- Work to be completed -
Extract all data as written.

- Extracted records -
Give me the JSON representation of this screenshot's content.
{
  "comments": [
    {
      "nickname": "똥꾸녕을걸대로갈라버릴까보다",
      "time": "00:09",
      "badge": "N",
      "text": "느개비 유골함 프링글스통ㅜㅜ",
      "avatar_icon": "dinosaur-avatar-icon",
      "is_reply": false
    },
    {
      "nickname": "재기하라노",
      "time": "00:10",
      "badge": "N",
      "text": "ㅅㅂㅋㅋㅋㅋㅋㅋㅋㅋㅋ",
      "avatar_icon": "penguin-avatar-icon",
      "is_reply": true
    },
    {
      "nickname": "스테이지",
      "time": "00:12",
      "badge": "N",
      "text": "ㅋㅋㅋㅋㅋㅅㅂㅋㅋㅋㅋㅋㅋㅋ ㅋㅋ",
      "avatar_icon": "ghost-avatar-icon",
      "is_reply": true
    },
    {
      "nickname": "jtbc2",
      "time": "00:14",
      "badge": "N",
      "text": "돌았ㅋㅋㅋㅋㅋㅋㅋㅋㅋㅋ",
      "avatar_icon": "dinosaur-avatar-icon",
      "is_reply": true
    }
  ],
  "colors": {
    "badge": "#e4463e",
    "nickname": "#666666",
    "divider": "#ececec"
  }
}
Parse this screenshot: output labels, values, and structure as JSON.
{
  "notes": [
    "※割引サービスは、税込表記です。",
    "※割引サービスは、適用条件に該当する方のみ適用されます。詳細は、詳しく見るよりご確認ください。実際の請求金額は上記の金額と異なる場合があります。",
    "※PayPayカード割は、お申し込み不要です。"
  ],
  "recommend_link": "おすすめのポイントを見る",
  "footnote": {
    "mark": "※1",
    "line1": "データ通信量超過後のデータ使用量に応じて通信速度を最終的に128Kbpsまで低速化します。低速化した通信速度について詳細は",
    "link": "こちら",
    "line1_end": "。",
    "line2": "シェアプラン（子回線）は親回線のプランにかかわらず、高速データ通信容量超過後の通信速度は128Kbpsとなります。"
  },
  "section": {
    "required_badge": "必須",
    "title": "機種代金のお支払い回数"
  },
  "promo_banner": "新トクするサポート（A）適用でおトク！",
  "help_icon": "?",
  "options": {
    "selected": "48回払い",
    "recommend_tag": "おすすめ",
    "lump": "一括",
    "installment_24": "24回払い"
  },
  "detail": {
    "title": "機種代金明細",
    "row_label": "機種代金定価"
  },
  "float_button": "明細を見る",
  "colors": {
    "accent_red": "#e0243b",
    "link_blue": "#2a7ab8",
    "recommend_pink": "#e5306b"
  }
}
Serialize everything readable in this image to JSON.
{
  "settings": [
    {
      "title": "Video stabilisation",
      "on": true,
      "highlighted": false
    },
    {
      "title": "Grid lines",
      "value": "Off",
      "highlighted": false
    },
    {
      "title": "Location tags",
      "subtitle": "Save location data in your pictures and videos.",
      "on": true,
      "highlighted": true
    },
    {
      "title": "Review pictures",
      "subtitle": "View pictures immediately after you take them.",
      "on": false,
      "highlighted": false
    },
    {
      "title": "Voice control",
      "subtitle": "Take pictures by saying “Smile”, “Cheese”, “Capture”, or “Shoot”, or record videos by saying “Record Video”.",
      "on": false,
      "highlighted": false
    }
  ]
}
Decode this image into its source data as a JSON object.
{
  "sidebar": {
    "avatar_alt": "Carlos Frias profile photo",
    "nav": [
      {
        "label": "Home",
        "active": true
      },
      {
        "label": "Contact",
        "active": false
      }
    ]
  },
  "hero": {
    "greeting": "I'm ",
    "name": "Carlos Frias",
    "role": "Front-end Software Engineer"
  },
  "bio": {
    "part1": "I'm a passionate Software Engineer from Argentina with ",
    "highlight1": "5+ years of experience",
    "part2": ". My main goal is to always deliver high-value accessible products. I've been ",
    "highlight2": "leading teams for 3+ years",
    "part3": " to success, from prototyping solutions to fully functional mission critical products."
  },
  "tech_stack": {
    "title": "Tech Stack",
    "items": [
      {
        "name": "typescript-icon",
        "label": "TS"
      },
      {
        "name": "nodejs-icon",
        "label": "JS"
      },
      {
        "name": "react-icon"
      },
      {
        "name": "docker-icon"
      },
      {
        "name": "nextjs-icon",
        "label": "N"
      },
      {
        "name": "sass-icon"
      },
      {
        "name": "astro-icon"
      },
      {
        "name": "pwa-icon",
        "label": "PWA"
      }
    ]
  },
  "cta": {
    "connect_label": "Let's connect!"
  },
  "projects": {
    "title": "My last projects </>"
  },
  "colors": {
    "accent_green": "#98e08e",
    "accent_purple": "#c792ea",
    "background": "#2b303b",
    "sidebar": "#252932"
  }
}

- Answer to this exercise -
Give me the JSON representation of this screenshot's content.
{
  "comments": [
    {
      "nickname": "똥꾸녕을걸대로갈라버릴까보다",
      "time": "00:09",
      "badge": "N",
      "text": "느개비 유골함 프링글스통ㅜㅜ",
      "avatar_icon": "dinosaur-avatar-icon",
      "is_reply": false
    },
    {
      "nickname": "재기하라노",
      "time": "00:10",
      "badge": "N",
      "text": "ㅅㅂㅋㅋㅋㅋㅋㅋㅋㅋㅋ",
      "avatar_icon": "penguin-avatar-icon",
      "is_reply": true
    },
    {
      "nickname": "스테이지",
      "time": "00:12",
      "badge": "N",
      "text": "ㅋㅋㅋㅋㅋㅅㅂㅋㅋㅋㅋㅋㅋㅋ ㅋㅋ",
      "avatar_icon": "ghost-avatar-icon",
      "is_reply": true
    },
    {
      "nickname": "jtbc2",
      "time": "00:14",
      "badge": "N",
      "text": "돌았ㅋㅋㅋㅋㅋㅋㅋㅋㅋㅋ",
      "avatar_icon": "dinosaur-avatar-icon",
      "is_reply": true
    }
  ],
  "colors": {
    "badge": "#e4463e",
    "nickname": "#666666",
    "divider": "#ececec"
  }
}
Parse this screenshot: output labels, values, and structure as JSON.
{
  "notes": [
    "※割引サービスは、税込表記です。",
    "※割引サービスは、適用条件に該当する方のみ適用されます。詳細は、詳しく見るよりご確認ください。実際の請求金額は上記の金額と異なる場合があります。",
    "※PayPayカード割は、お申し込み不要です。"
  ],
  "recommend_link": "おすすめのポイントを見る",
  "footnote": {
    "mark": "※1",
    "line1": "データ通信量超過後のデータ使用量に応じて通信速度を最終的に128Kbpsまで低速化します。低速化した通信速度について詳細は",
    "link": "こちら",
    "line1_end": "。",
    "line2": "シェアプラン（子回線）は親回線のプランにかかわらず、高速データ通信容量超過後の通信速度は128Kbpsとなります。"
  },
  "section": {
    "required_badge": "必須",
    "title": "機種代金のお支払い回数"
  },
  "promo_banner": "新トクするサポート（A）適用でおトク！",
  "help_icon": "?",
  "options": {
    "selected": "48回払い",
    "recommend_tag": "おすすめ",
    "lump": "一括",
    "installment_24": "24回払い"
  },
  "detail": {
    "title": "機種代金明細",
    "row_label": "機種代金定価"
  },
  "float_button": "明細を見る",
  "colors": {
    "accent_red": "#e0243b",
    "link_blue": "#2a7ab8",
    "recommend_pink": "#e5306b"
  }
}
Serialize everything readable in this image to JSON.
{
  "settings": [
    {
      "title": "Video stabilisation",
      "on": true,
      "highlighted": false
    },
    {
      "title": "Grid lines",
      "value": "Off",
      "highlighted": false
    },
    {
      "title": "Location tags",
      "subtitle": "Save location data in your pictures and videos.",
      "on": true,
      "highlighted": true
    },
    {
      "title": "Review pictures",
      "subtitle": "View pictures immediately after you take them.",
      "on": false,
      "highlighted": false
    },
    {
      "title": "Voice control",
      "subtitle": "Take pictures by saying “Smile”, “Cheese”, “Capture”, or “Shoot”, or record videos by saying “Record Video”.",
      "on": false,
      "highlighted": false
    }
  ]
}
Decode this image into its source data as a JSON object.
{
  "sidebar": {
    "avatar_alt": "Carlos Frias profile photo",
    "nav": [
      {
        "label": "Home",
        "active": true
      },
      {
        "label": "Contact",
        "active": false
      }
    ]
  },
  "hero": {
    "greeting": "I'm ",
    "name": "Carlos Frias",
    "role": "Front-end Software Engineer"
  },
  "bio": {
    "part1": "I'm a passionate Software Engineer from Argentina with ",
    "highlight1": "5+ years of experience",
    "part2": ". My main goal is to always deliver high-value accessible products. I've been ",
    "highlight2": "leading teams for 3+ years",
    "part3": " to success, from prototyping solutions to fully functional mission critical products."
  },
  "tech_stack": {
    "title": "Tech Stack",
    "items": [
      {
        "name": "typescript-icon",
        "label": "TS"
      },
      {
        "name": "nodejs-icon",
        "label": "JS"
      },
      {
        "name": "react-icon"
      },
      {
        "name": "docker-icon"
      },
      {
        "name": "nextjs-icon",
        "label": "N"
      },
      {
        "name": "sass-icon"
      },
      {
        "name": "astro-icon"
      },
      {
        "name": "pwa-icon",
        "label": "PWA"
      }
    ]
  },
  "cta": {
    "connect_label": "Let's connect!"
  },
  "projects": {
    "title": "My last projects </>"
  },
  "colors": {
    "accent_green": "#98e08e",
    "accent_purple": "#c792ea",
    "background": "#2b303b",
    "sidebar": "#252932"
  }
}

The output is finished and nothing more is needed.